Exercise directions:
Transcribe all of the records precisely as they are presented.
━━━ Data excerpts
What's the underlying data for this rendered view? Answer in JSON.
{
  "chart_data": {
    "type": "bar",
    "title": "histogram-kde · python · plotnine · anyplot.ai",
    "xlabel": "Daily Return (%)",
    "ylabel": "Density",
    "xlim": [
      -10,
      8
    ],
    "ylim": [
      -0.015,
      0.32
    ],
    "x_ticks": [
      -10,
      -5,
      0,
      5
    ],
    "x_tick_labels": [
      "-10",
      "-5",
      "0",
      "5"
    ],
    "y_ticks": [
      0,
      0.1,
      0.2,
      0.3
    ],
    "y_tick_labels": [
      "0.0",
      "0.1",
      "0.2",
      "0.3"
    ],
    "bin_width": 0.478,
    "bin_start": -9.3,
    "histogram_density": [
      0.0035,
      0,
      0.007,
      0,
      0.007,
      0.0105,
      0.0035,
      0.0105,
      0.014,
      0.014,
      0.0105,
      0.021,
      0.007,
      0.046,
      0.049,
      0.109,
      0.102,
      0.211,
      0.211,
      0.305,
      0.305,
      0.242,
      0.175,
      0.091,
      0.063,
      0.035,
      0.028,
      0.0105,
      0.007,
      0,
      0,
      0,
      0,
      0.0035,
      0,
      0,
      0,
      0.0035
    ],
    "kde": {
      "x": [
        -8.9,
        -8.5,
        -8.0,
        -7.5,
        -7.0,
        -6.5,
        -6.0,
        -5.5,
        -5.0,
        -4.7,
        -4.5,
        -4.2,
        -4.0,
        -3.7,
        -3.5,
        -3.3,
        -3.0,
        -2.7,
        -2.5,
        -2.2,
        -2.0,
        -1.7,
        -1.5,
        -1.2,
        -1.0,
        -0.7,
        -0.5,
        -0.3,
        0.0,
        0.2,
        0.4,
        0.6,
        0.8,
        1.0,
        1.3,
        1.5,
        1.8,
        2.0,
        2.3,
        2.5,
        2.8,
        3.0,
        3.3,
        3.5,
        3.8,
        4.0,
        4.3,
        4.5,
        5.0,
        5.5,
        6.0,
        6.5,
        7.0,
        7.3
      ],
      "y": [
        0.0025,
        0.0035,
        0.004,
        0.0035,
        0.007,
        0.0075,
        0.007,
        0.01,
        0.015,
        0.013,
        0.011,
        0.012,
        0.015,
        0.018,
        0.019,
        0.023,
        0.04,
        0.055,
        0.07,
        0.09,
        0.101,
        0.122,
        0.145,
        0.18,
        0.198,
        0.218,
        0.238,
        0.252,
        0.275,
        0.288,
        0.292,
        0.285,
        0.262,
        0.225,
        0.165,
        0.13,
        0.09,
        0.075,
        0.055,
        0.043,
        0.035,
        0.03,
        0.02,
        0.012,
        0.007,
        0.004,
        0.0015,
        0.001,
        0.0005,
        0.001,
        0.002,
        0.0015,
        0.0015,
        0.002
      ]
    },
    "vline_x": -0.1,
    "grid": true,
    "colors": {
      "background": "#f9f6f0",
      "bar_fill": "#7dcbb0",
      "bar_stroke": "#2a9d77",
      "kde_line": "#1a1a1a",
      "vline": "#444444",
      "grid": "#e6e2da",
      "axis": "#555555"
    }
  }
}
━━━━━━
Exercise answer:
What's the underlying data for this rendered view? Answer in JSON.
{
  "chart_data": {
    "type": "bar",
    "title": "histogram-kde · python · plotnine · anyplot.ai",
    "xlabel": "Daily Return (%)",
    "ylabel": "Density",
    "xlim": [
      -10,
      8
    ],
    "ylim": [
      -0.015,
      0.32
    ],
    "x_ticks": [
      -10,
      -5,
      0,
      5
    ],
    "x_tick_labels": [
      "-10",
      "-5",
      "0",
      "5"
    ],
    "y_ticks": [
      0,
      0.1,
      0.2,
      0.3
    ],
    "y_tick_labels": [
      "0.0",
      "0.1",
      "0.2",
      "0.3"
    ],
    "bin_width": 0.478,
    "bin_start": -9.3,
    "histogram_density": [
      0.0035,
      0,
      0.007,
      0,
      0.007,
      0.0105,
      0.0035,
      0.0105,
      0.014,
      0.014,
      0.0105,
      0.021,
      0.007,
      0.046,
      0.049,
      0.109,
      0.102,
      0.211,
      0.211,
      0.305,
      0.305,
      0.242,
      0.175,
      0.091,
      0.063,
      0.035,
      0.028,
      0.0105,
      0.007,
      0,
      0,
      0,
      0,
      0.0035,
      0,
      0,
      0,
      0.0035
    ],
    "kde": {
      "x": [
        -8.9,
        -8.5,
        -8.0,
        -7.5,
        -7.0,
        -6.5,
        -6.0,
        -5.5,
        -5.0,
        -4.7,
        -4.5,
        -4.2,
        -4.0,
        -3.7,
        -3.5,
        -3.3,
        -3.0,
        -2.7,
        -2.5,
        -2.2,
        -2.0,
        -1.7,
        -1.5,
        -1.2,
        -1.0,
        -0.7,
        -0.5,
        -0.3,
        0.0,
        0.2,
        0.4,
        0.6,
        0.8,
        1.0,
        1.3,
        1.5,
        1.8,
        2.0,
        2.3,
        2.5,
        2.8,
        3.0,
        3.3,
        3.5,
        3.8,
        4.0,
        4.3,
        4.5,
        5.0,
        5.5,
        6.0,
        6.5,
        7.0,
        7.3
      ],
      "y": [
        0.0025,
        0.0035,
        0.004,
        0.0035,
        0.007,
        0.0075,
        0.007,
        0.01,
        0.015,
        0.013,
        0.011,
        0.012,
        0.015,
        0.018,
        0.019,
        0.023,
        0.04,
        0.055,
        0.07,
        0.09,
        0.101,
        0.122,
        0.145,
        0.18,
        0.198,
        0.218,
        0.238,
        0.252,
        0.275,
        0.288,
        0.292,
        0.285,
        0.262,
        0.225,
        0.165,
        0.13,
        0.09,
        0.075,
        0.055,
        0.043,
        0.035,
        0.03,
        0.02,
        0.012,
        0.007,
        0.004,
        0.0015,
        0.001,
        0.0005,
        0.001,
        0.002,
        0.0015,
        0.0015,
        0.002
      ]
    },
    "vline_x": -0.1,
    "grid": true,
    "colors": {
      "background": "#f9f6f0",
      "bar_fill": "#7dcbb0",
      "bar_stroke": "#2a9d77",
      "kde_line": "#1a1a1a",
      "vline": "#444444",
      "grid": "#e6e2da",
      "axis": "#555555"
    }
  }
}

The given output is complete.